_What the task requires_: Report the count of lines below that include "Była", without any other text.

── Materials provided ──

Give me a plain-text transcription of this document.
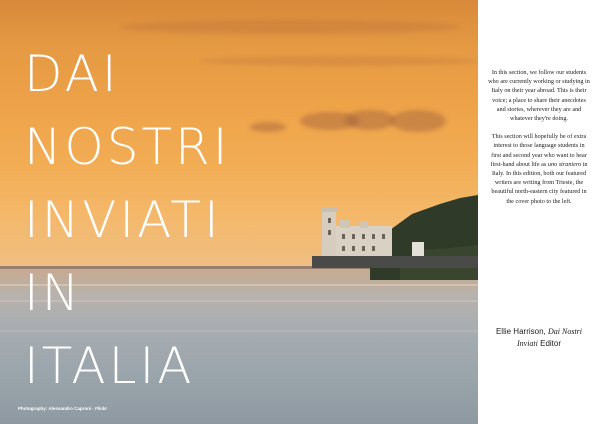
DAI
NOSTRI
INVIATI
IN
ITALIA
Photography: Alessandro Caproni - Flickr

In this section, we follow our students who are currently working or studying in Italy on their year abroad. This is their voice; a place to share their anecdotes and stories, wherever they are and whatever they're doing.

This section will hopefully be of extra interest to those language students in first and second year who want to hear first-hand about life as uno straniero in Italy. In this edition, both our featured writers are writing from Trieste, the beautiful north-eastern city featured in the cover photo to the left.

Ellie Harrison, Dai Nostri Inviati Editor
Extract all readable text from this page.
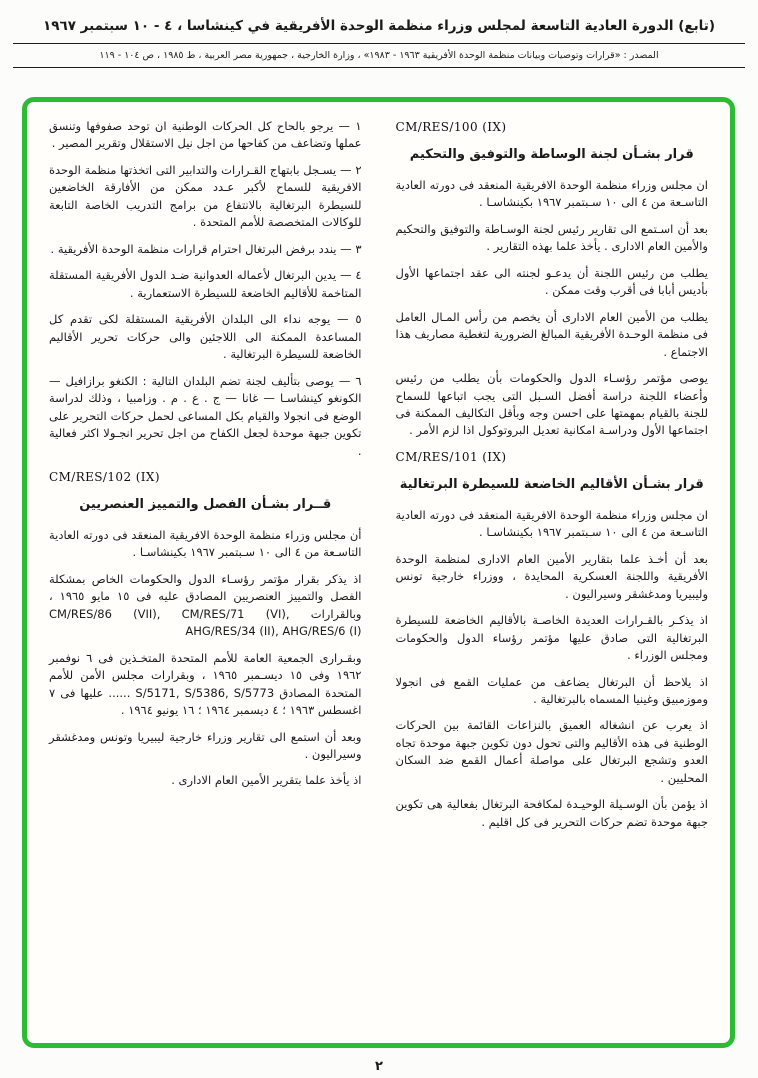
(تابع) الدورة العادية التاسعة لمجلس وزراء منظمة الوحدة الأفريقية في كينشاسا ، ٤ - ١٠ سبتمبر ١٩٦٧
المصدر : «قرارات وتوصيات وبيانات منظمة الوحدة الأفريقية ١٩٦٣ - ١٩٨٣» ، وزارة الخارجية ، جمهورية مصر العربية ، ط ١٩٨٥ ، ص ١٠٤ - ١١٩
CM/RES/100 (IX)
قرار بشـأن لجنة الوساطة والتوفيق والتحكيم

ان مجلس وزراء منظمة الوحدة الافريقية المنعقد فى دورته العادية التاسـعة من ٤ الى ١٠ سـبتمبر ١٩٦٧ بكينشاسـا .

بعد أن اسـتمع الى تقارير رئيس لجنة الوسـاطة والتوفيق والتحكيم والأمين العام الادارى . يأخذ علما بهذه التقارير .

يطلب من رئيس اللجنة أن يدعـو لجنته الى عقد اجتماعها الأول بأديس أبابا فى أقرب وقت ممكن .

يطلب من الأمين العام الادارى أن يخصم من رأس المـال العامل فى منظمة الوحـدة الأفريقية المبالغ الضرورية لتغطية مصاريف هذا الاجتماع .

يوصى مؤتمر رؤسـاء الدول والحكومات بأن يطلب من رئيس وأعضاء اللجنة دراسة أفضل السـبل التى يجب اتباعها للسماح للجنة بالقيام بمهمتها على احسن وجه وبأقل التكاليف الممكنة فى اجتماعها الأول ودراسـة امكانية تعديل البروتوكول اذا لزم الأمر .

CM/RES/101 (IX)
قرار بشـأن الأقاليم الخاضعة للسيطرة البرتغالية

ان مجلس وزراء منظمة الوحدة الافريقية المنعقد فى دورته العادية التاسـعة من ٤ الى ١٠ سـبتمبر ١٩٦٧ بكينشاسـا .

بعد أن أخـذ علما بتقارير الأمين العام الادارى لمنظمة الوحدة الأفريقية واللجنة العسكرية المحايدة ، ووزراء خارجية تونس وليبيريا ومدغشقر وسيراليون .

اذ يذكـر بالقـرارات العديدة الخاصـة بالأقاليم الخاضعة للسيطرة البرتغالية التى صادق عليها مؤتمر رؤساء الدول والحكومات ومجلس الوزراء .

اذ يلاحظ أن البرتغال يضاعف من عمليات القمع فى انجولا وموزمبيق وغينيا المسماه بالبرتغالية .

اذ يعرب عن انشغاله العميق بالنزاعات القائمة بين الحركات الوطنية فى هذه الأقاليم والتى تحول دون تكوين جبهة موحدة تجاه العدو وتشجع البرتغال على مواصلة أعمال القمع ضد السكان المحليين .

اذ يؤمن بأن الوسـيلة الوحيـدة لمكافحة البرتغال بفعالية هى تكوين جبهة موحدة تضم حركات التحرير فى كل اقليم .

١ — يرجو بالحاح كل الحركات الوطنية ان توحد صفوفها وتنسق عملها وتضاعف من كفاحها من اجل نيل الاستقلال وتقرير المصير .

٢ — يسـجل بابتهاج القـرارات والتدابير التى اتخذتها منظمة الوحدة الافريقية للسماح لأكبر عـدد ممكن من الأفارقة الخاضعين للسيطرة البرتغالية بالانتفاع من برامج التدريب الخاصة التابعة للوكالات المتخصصة للأمم المتحدة .

٣ — يندد برفض البرتغال احترام قرارات منظمة الوحدة الأفريقية .

٤ — يدين البرتغال لأعماله العدوانية ضـد الدول الأفريقية المستقلة المتاخمة للأقاليم الخاضعة للسيطرة الاستعمارية .

٥ — يوجه نداء الى البلدان الأفريقية المستقلة لكى تقدم كل المساعدة الممكنة الى اللاجئين والى حركات تحرير الأقاليم الخاضعة للسيطرة البرتغالية .

٦ — يوصى بتأليف لجنة تضم البلدان التالية : الكنغو برازافيل — الكونغو كينشاسـا — غانا — ج . ع . م . وزامبيا ، وذلك لدراسة الوضع فى انجولا والقيام بكل المساعى لحمل حركات التحرير على تكوين جبهة موحدة لجعل الكفاح من اجل تحرير انجـولا اكثر فعالية .

CM/RES/102 (IX)
قــرار بشـأن الفصل والتمييز العنصريين

أن مجلس وزراء منظمة الوحدة الافريقية المنعقد فى دورته العادية التاسـعة من ٤ الى ١٠ سـبتمبر ١٩٦٧ بكينشاسـا .

اذ يذكر بقرار مؤتمر رؤسـاء الدول والحكومات الخاص بمشكلة الفصل والتمييز العنصريين المصادق عليه فى ١٥ مايو ١٩٦٥ ، وبالقرارات CM/RES/86 (VII), CM/RES/71 (VI), AHG/RES/34 (II), AHG/RES/6 (I)

وبقـرارى الجمعية العامة للأمم المتحدة المتخـذين فى ٦ نوفمبر ١٩٦٢ وفى ١٥ ديسـمبر ١٩٦٥ ، وبقرارات مجلس الأمن للأمم المتحدة المصادق S/5171, S/5386, S/5773 ...... عليها فى ٧ اغسطس ١٩٦٣ ؛ ٤ ديسمبر ١٩٦٤ ؛ ١٦ يونيو ١٩٦٤ .

وبعد أن استمع الى تقارير وزراء خارجية ليبيريا وتونس ومدغشقر وسيراليون .

اذ يأخذ علما بتقرير الأمين العام الادارى .

٢
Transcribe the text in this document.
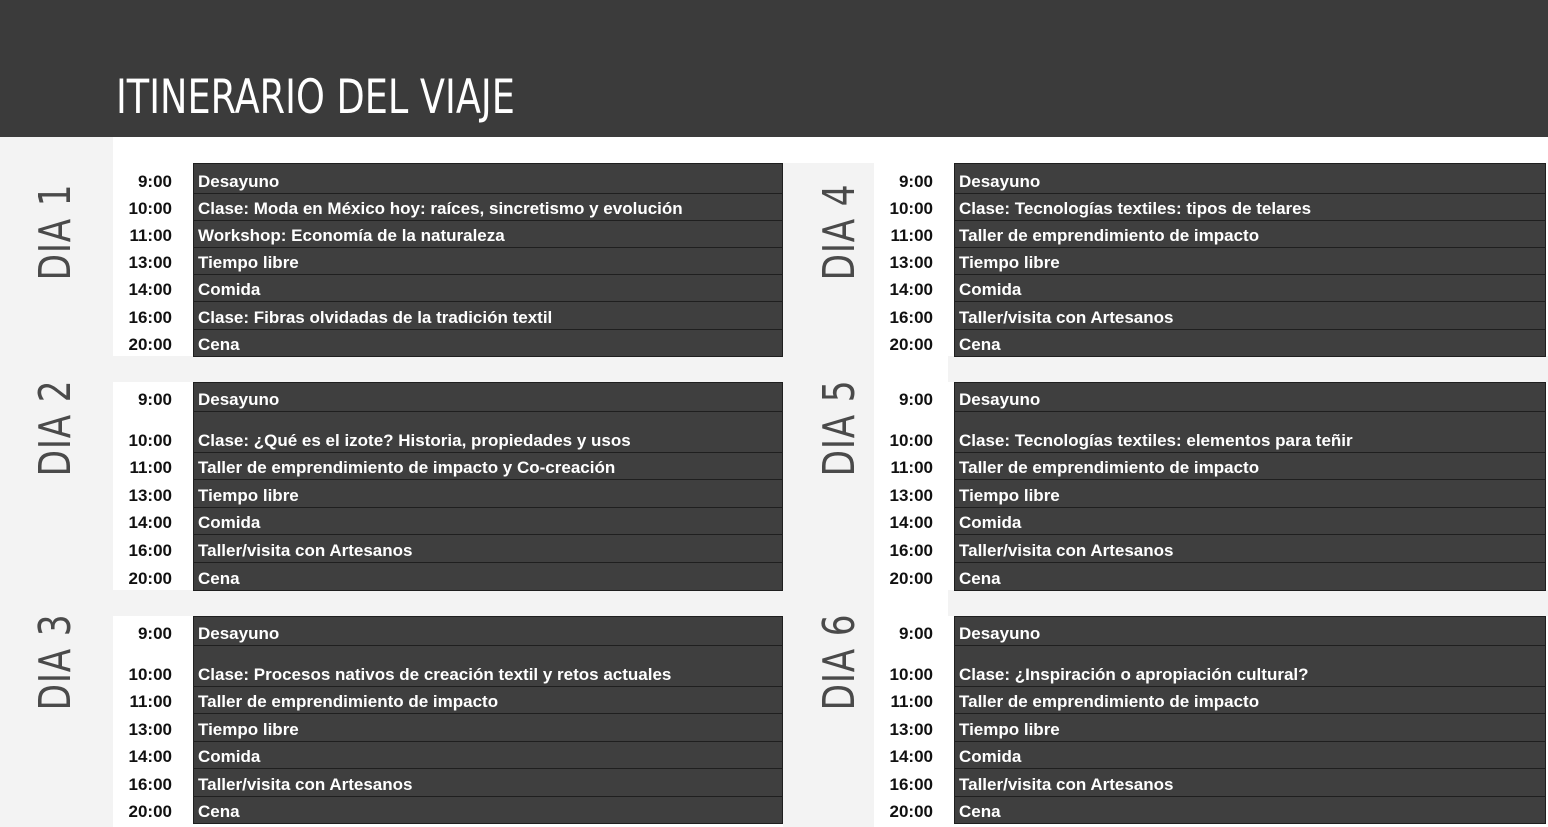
ITINERARIO DEL VIAJE
DIA 1
9:00 Desayuno
10:00 Clase: Moda en México hoy: raíces, sincretismo y evolución
11:00 Workshop: Economía de la naturaleza
13:00 Tiempo libre
14:00 Comida
16:00 Clase: Fibras olvidadas de la tradición textil
20:00 Cena
DIA 2	9:00 Desayuno
10:00 Clase: ¿Qué es el izote? Historia, propiedades y usos
11:00 Taller de emprendimiento de impacto y Co-creación
13:00 Tiempo libre
14:00 Comida
16:00 Taller/visita con Artesanos
20:00 Cena
DIA 3	9:00 Desayuno
10:00 Clase: Procesos nativos de creación textil y retos actuales
11:00 Taller de emprendimiento de impacto
13:00 Tiempo libre
14:00 Comida
16:00 Taller/visita con Artesanos
20:00 Cena
DIA 4
9:00 Desayuno
10:00 Clase: Tecnologías textiles: tipos de telares
11:00 Taller de emprendimiento de impacto
13:00 Tiempo libre
14:00 Comida
16:00 Taller/visita con Artesanos
20:00 Cena
DIA 5	9:00 Desayuno
10:00 Clase: Tecnologías textiles: elementos para teñir
11:00 Taller de emprendimiento de impacto
13:00 Tiempo libre
14:00 Comida
16:00 Taller/visita con Artesanos
20:00 Cena
DIA 6	9:00 Desayuno
10:00 Clase: ¿Inspiración o apropiación cultural?
11:00 Taller de emprendimiento de impacto
13:00 Tiempo libre
14:00 Comida
16:00 Taller/visita con Artesanos
20:00 Cena
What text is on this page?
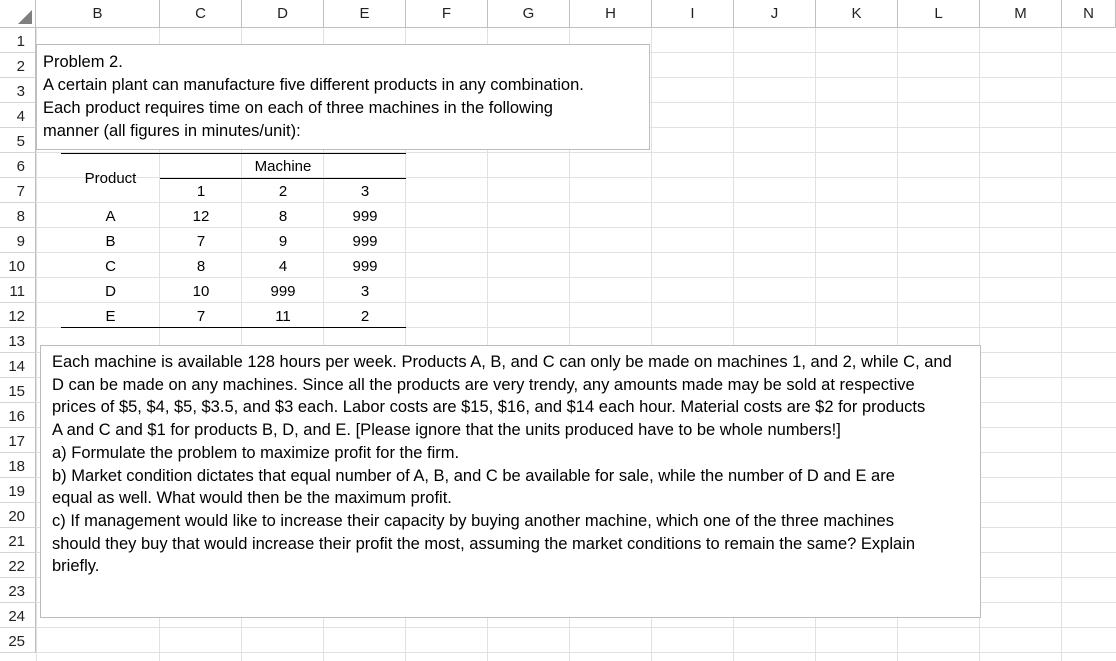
B	C	D	E	F	G	H	I	J	K	L	M	N
1
2
3
4
5
6
7
8
9
10
11
12
13
14
15
16
17
18
19
20
21
22
23
24
25
Problem 2.
A certain plant can manufacture five different products in any combination.
Each product requires time on each of three machines in the following
manner (all figures in minutes/unit):
Product
Machine
1	2	3
A	12	8	999
B	7	9	999
C	8	4	999
D	10	999	3
E	7	11	2
Each machine is available 128 hours per week. Products A, B, and C can only be made on machines 1, and 2, while C, and
D can be made on any machines. Since all the products are very trendy, any amounts made may be sold at respective
prices of $5, $4, $5, $3.5, and $3 each. Labor costs are $15, $16, and $14 each hour. Material costs are $2 for products
A and C and $1 for products B, D, and E. [Please ignore that the units produced have to be whole numbers!]
a) Formulate the problem to maximize profit for the firm.
b) Market condition dictates that equal number of A, B, and C be available for sale, while the number of D and E are
equal as well. What would then be the maximum profit.
c) If management would like to increase their capacity by buying another machine, which one of the three machines
should they buy that would increase their profit the most, assuming the market conditions to remain the same? Explain
briefly.
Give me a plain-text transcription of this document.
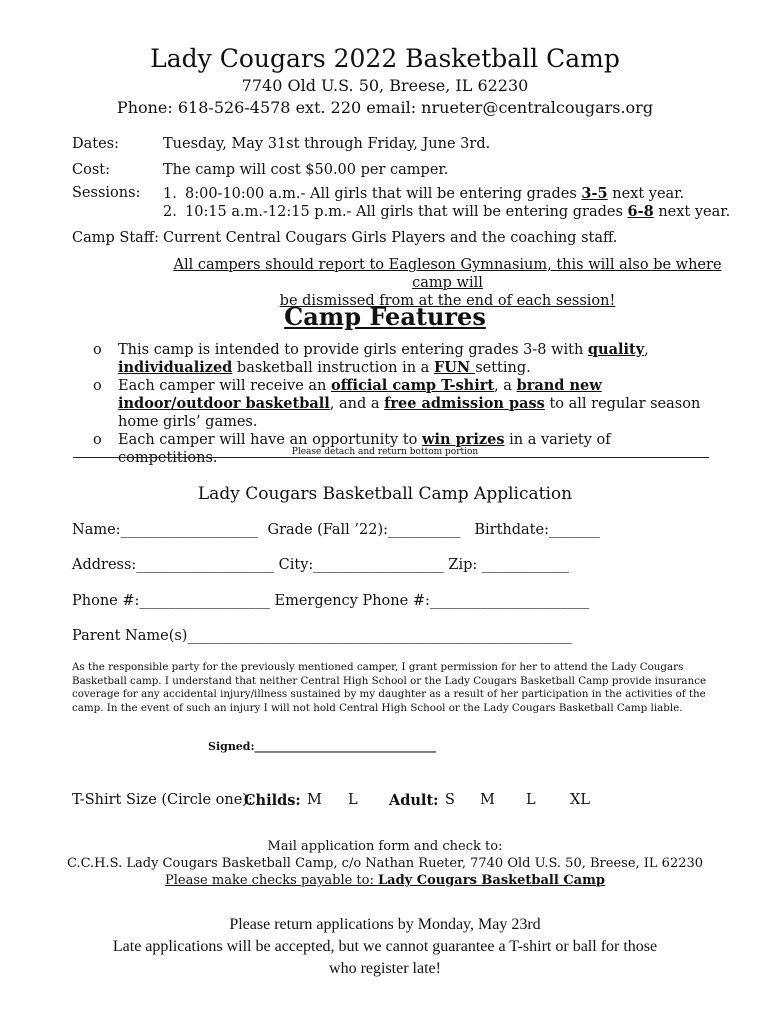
Lady Cougars 2022 Basketball Camp
7740 Old U.S. 50, Breese, IL 62230
Phone: 618-526-4578 ext. 220 email: nrueter@centralcougars.org
Dates:	Tuesday, May 31st through Friday, June 3rd.
Cost:	The camp will cost $50.00 per camper.
Sessions:	1. 8:00-10:00 a.m.- All girls that will be entering grades 3-5 next year.
2. 10:15 a.m.-12:15 p.m.- All girls that will be entering grades 6-8 next year.
Camp Staff: Current Central Cougars Girls Players and the coaching staff.
All campers should report to Eagleson Gymnasium, this will also be where camp will
be dismissed from at the end of each session!
Camp Features
o This camp is intended to provide girls entering grades 3-8 with quality,
individualized basketball instruction in a FUN setting.
o Each camper will receive an official camp T-shirt, a brand new indoor/outdoor basketball, and a free admission pass to all regular season home girls’ games.
o Each camper will have an opportunity to win prizes in a variety of competitions.	Please detach and return bottom portion
Lady Cougars Basketball Camp Application
Name:___________________  Grade (Fall ’22):__________   Birthdate:_______
Address:___________________ City:__________________ Zip: ____________
Phone #:__________________ Emergency Phone #:______________________
Parent Name(s)_____________________________________________________
As the responsible party for the previously mentioned camper, I grant permission for her to attend the Lady Cougars Basketball camp. I understand that neither Central High School or the Lady Cougars Basketball Camp provide insurance coverage for any accidental injury/illness sustained by my daughter as a result of her participation in the activities of the camp. In the event of such an injury I will not hold Central High School or the Lady Cougars Basketball Camp liable.
Signed:_________________________________
T-Shirt Size (Circle one):
Childs: M L Adult: S M L XL
Mail application form and check to:
C.C.H.S. Lady Cougars Basketball Camp, c/o Nathan Rueter, 7740 Old U.S. 50, Breese, IL 62230
Please make checks payable to: Lady Cougars Basketball Camp
Please return applications by Monday, May 23rd
Late applications will be accepted, but we cannot guarantee a T-shirt or ball for those
who register late!
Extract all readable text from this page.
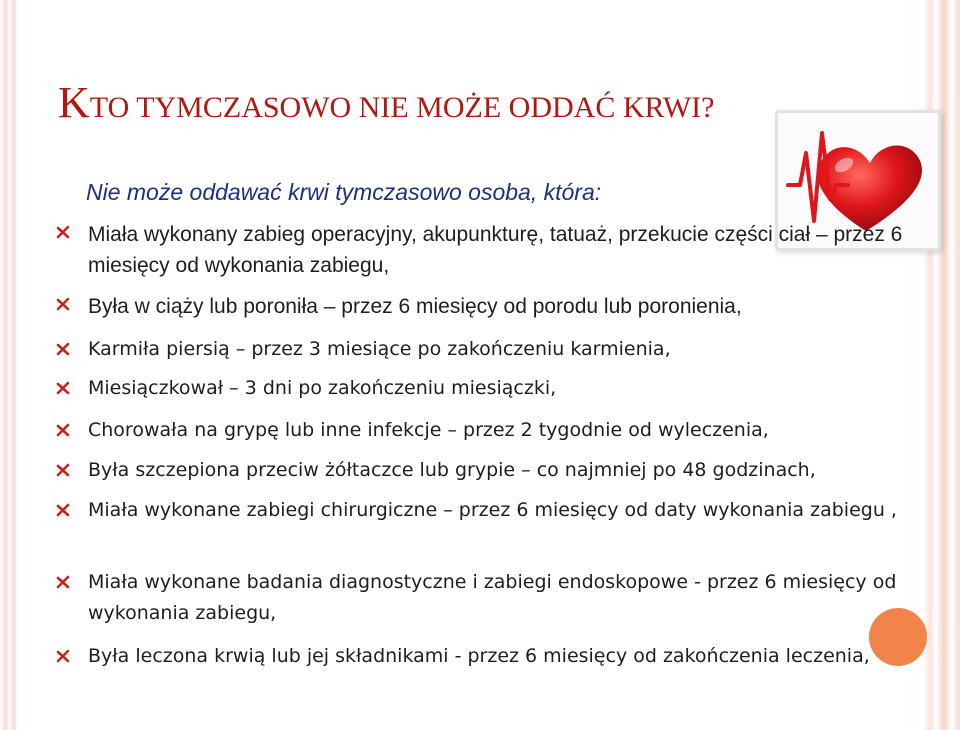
KTO TYMCZASOWO NIE MOŻE ODDAĆ KRWI?
Nie może oddawać krwi tymczasowo osoba, która:
Miała wykonany zabieg operacyjny, akupunkturę, tatuaż, przekucie części ciał – przez 6 miesięcy od wykonania zabiegu,
Była w ciąży lub poroniła – przez 6 miesięcy od porodu lub poronienia,
Karmiła piersią – przez 3 miesiące po zakończeniu karmienia,
Miesiączkował – 3 dni po zakończeniu miesiączki,
Chorowała na grypę lub inne infekcje – przez 2 tygodnie od wyleczenia,
Była szczepiona przeciw żółtaczce lub grypie – co najmniej po 48 godzinach,
Miała wykonane zabiegi chirurgiczne – przez 6 miesięcy od daty wykonania zabiegu ,
Miała wykonane badania diagnostyczne i zabiegi endoskopowe - przez 6 miesięcy od wykonania zabiegu,
Była leczona krwią lub jej składnikami - przez 6 miesięcy od zakończenia leczenia,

───

_Right answer_: 3